**AIM**
Each line of the material must be returned exactly.

**RECORDS TO USE**
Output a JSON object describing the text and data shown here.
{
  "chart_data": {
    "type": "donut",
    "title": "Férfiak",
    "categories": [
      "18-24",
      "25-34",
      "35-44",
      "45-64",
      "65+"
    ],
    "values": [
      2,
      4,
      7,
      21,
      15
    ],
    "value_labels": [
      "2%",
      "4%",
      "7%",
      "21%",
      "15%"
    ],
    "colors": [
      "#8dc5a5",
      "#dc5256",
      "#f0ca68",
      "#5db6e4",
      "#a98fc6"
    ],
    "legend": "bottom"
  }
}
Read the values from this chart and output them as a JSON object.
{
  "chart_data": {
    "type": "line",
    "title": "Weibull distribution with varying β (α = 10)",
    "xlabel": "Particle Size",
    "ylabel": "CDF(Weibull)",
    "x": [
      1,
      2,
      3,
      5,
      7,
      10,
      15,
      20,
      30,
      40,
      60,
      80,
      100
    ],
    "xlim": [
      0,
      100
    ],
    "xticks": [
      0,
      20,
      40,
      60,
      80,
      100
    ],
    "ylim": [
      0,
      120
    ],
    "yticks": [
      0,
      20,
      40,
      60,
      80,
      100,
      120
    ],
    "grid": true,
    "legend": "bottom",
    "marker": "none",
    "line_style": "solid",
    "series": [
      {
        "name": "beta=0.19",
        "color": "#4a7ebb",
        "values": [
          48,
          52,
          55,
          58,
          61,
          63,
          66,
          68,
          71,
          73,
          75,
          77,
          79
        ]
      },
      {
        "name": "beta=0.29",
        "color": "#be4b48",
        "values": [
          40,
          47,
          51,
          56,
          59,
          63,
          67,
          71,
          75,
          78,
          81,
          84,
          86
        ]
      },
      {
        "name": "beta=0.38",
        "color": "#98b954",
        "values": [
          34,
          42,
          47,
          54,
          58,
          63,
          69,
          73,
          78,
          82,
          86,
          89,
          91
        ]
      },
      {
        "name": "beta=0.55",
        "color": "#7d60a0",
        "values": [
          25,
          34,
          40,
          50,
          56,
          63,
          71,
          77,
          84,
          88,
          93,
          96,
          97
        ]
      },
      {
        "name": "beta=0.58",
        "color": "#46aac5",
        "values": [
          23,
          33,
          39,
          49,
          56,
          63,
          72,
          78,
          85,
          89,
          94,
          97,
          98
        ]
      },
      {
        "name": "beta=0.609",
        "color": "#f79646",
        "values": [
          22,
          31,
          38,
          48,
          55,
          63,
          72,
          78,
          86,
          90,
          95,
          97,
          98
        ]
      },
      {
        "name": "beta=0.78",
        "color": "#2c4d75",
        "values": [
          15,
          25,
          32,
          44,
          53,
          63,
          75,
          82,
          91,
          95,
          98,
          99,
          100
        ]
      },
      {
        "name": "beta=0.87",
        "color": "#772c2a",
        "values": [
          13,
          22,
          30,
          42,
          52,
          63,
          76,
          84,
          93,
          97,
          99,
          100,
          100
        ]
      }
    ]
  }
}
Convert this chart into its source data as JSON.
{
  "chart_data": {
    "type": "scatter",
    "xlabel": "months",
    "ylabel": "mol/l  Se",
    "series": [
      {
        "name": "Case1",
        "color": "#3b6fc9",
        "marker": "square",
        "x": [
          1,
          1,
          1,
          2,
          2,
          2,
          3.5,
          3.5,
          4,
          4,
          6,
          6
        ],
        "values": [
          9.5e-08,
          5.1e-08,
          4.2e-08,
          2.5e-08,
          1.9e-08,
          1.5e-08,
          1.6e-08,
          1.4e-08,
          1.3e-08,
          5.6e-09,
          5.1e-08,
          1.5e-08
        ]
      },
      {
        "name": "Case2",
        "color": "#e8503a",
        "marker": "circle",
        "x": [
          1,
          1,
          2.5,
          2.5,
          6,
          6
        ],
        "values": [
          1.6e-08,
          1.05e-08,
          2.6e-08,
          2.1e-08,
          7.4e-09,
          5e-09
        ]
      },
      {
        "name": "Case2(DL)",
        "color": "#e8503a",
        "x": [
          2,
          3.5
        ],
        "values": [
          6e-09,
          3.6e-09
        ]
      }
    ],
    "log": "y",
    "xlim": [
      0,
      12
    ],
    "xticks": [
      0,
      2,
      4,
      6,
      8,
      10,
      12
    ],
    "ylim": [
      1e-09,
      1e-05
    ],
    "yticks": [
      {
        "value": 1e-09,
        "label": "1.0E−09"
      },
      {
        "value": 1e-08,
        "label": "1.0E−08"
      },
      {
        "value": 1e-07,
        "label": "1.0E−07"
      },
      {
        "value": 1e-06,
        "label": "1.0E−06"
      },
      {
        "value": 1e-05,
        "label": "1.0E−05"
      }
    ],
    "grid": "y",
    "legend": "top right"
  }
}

**FINAL RESULT**
Output a JSON object describing the text and data shown here.
{
  "chart_data": {
    "type": "donut",
    "title": "Férfiak",
    "categories": [
      "18-24",
      "25-34",
      "35-44",
      "45-64",
      "65+"
    ],
    "values": [
      2,
      4,
      7,
      21,
      15
    ],
    "value_labels": [
      "2%",
      "4%",
      "7%",
      "21%",
      "15%"
    ],
    "colors": [
      "#8dc5a5",
      "#dc5256",
      "#f0ca68",
      "#5db6e4",
      "#a98fc6"
    ],
    "legend": "bottom"
  }
}
Read the values from this chart and output them as a JSON object.
{
  "chart_data": {
    "type": "line",
    "title": "Weibull distribution with varying β (α = 10)",
    "xlabel": "Particle Size",
    "ylabel": "CDF(Weibull)",
    "x": [
      1,
      2,
      3,
      5,
      7,
      10,
      15,
      20,
      30,
      40,
      60,
      80,
      100
    ],
    "xlim": [
      0,
      100
    ],
    "xticks": [
      0,
      20,
      40,
      60,
      80,
      100
    ],
    "ylim": [
      0,
      120
    ],
    "yticks": [
      0,
      20,
      40,
      60,
      80,
      100,
      120
    ],
    "grid": true,
    "legend": "bottom",
    "marker": "none",
    "line_style": "solid",
    "series": [
      {
        "name": "beta=0.19",
        "color": "#4a7ebb",
        "values": [
          48,
          52,
          55,
          58,
          61,
          63,
          66,
          68,
          71,
          73,
          75,
          77,
          79
        ]
      },
      {
        "name": "beta=0.29",
        "color": "#be4b48",
        "values": [
          40,
          47,
          51,
          56,
          59,
          63,
          67,
          71,
          75,
          78,
          81,
          84,
          86
        ]
      },
      {
        "name": "beta=0.38",
        "color": "#98b954",
        "values": [
          34,
          42,
          47,
          54,
          58,
          63,
          69,
          73,
          78,
          82,
          86,
          89,
          91
        ]
      },
      {
        "name": "beta=0.55",
        "color": "#7d60a0",
        "values": [
          25,
          34,
          40,
          50,
          56,
          63,
          71,
          77,
          84,
          88,
          93,
          96,
          97
        ]
      },
      {
        "name": "beta=0.58",
        "color": "#46aac5",
        "values": [
          23,
          33,
          39,
          49,
          56,
          63,
          72,
          78,
          85,
          89,
          94,
          97,
          98
        ]
      },
      {
        "name": "beta=0.609",
        "color": "#f79646",
        "values": [
          22,
          31,
          38,
          48,
          55,
          63,
          72,
          78,
          86,
          90,
          95,
          97,
          98
        ]
      },
      {
        "name": "beta=0.78",
        "color": "#2c4d75",
        "values": [
          15,
          25,
          32,
          44,
          53,
          63,
          75,
          82,
          91,
          95,
          98,
          99,
          100
        ]
      },
      {
        "name": "beta=0.87",
        "color": "#772c2a",
        "values": [
          13,
          22,
          30,
          42,
          52,
          63,
          76,
          84,
          93,
          97,
          99,
          100,
          100
        ]
      }
    ]
  }
}
Convert this chart into its source data as JSON.
{
  "chart_data": {
    "type": "scatter",
    "xlabel": "months",
    "ylabel": "mol/l  Se",
    "series": [
      {
        "name": "Case1",
        "color": "#3b6fc9",
        "marker": "square",
        "x": [
          1,
          1,
          1,
          2,
          2,
          2,
          3.5,
          3.5,
          4,
          4,
          6,
          6
        ],
        "values": [
          9.5e-08,
          5.1e-08,
          4.2e-08,
          2.5e-08,
          1.9e-08,
          1.5e-08,
          1.6e-08,
          1.4e-08,
          1.3e-08,
          5.6e-09,
          5.1e-08,
          1.5e-08
        ]
      },
      {
        "name": "Case2",
        "color": "#e8503a",
        "marker": "circle",
        "x": [
          1,
          1,
          2.5,
          2.5,
          6,
          6
        ],
        "values": [
          1.6e-08,
          1.05e-08,
          2.6e-08,
          2.1e-08,
          7.4e-09,
          5e-09
        ]
      },
      {
        "name": "Case2(DL)",
        "color": "#e8503a",
        "x": [
          2,
          3.5
        ],
        "values": [
          6e-09,
          3.6e-09
        ]
      }
    ],
    "log": "y",
    "xlim": [
      0,
      12
    ],
    "xticks": [
      0,
      2,
      4,
      6,
      8,
      10,
      12
    ],
    "ylim": [
      1e-09,
      1e-05
    ],
    "yticks": [
      {
        "value": 1e-09,
        "label": "1.0E−09"
      },
      {
        "value": 1e-08,
        "label": "1.0E−08"
      },
      {
        "value": 1e-07,
        "label": "1.0E−07"
      },
      {
        "value": 1e-06,
        "label": "1.0E−06"
      },
      {
        "value": 1e-05,
        "label": "1.0E−05"
      }
    ],
    "grid": "y",
    "legend": "top right"
  }
}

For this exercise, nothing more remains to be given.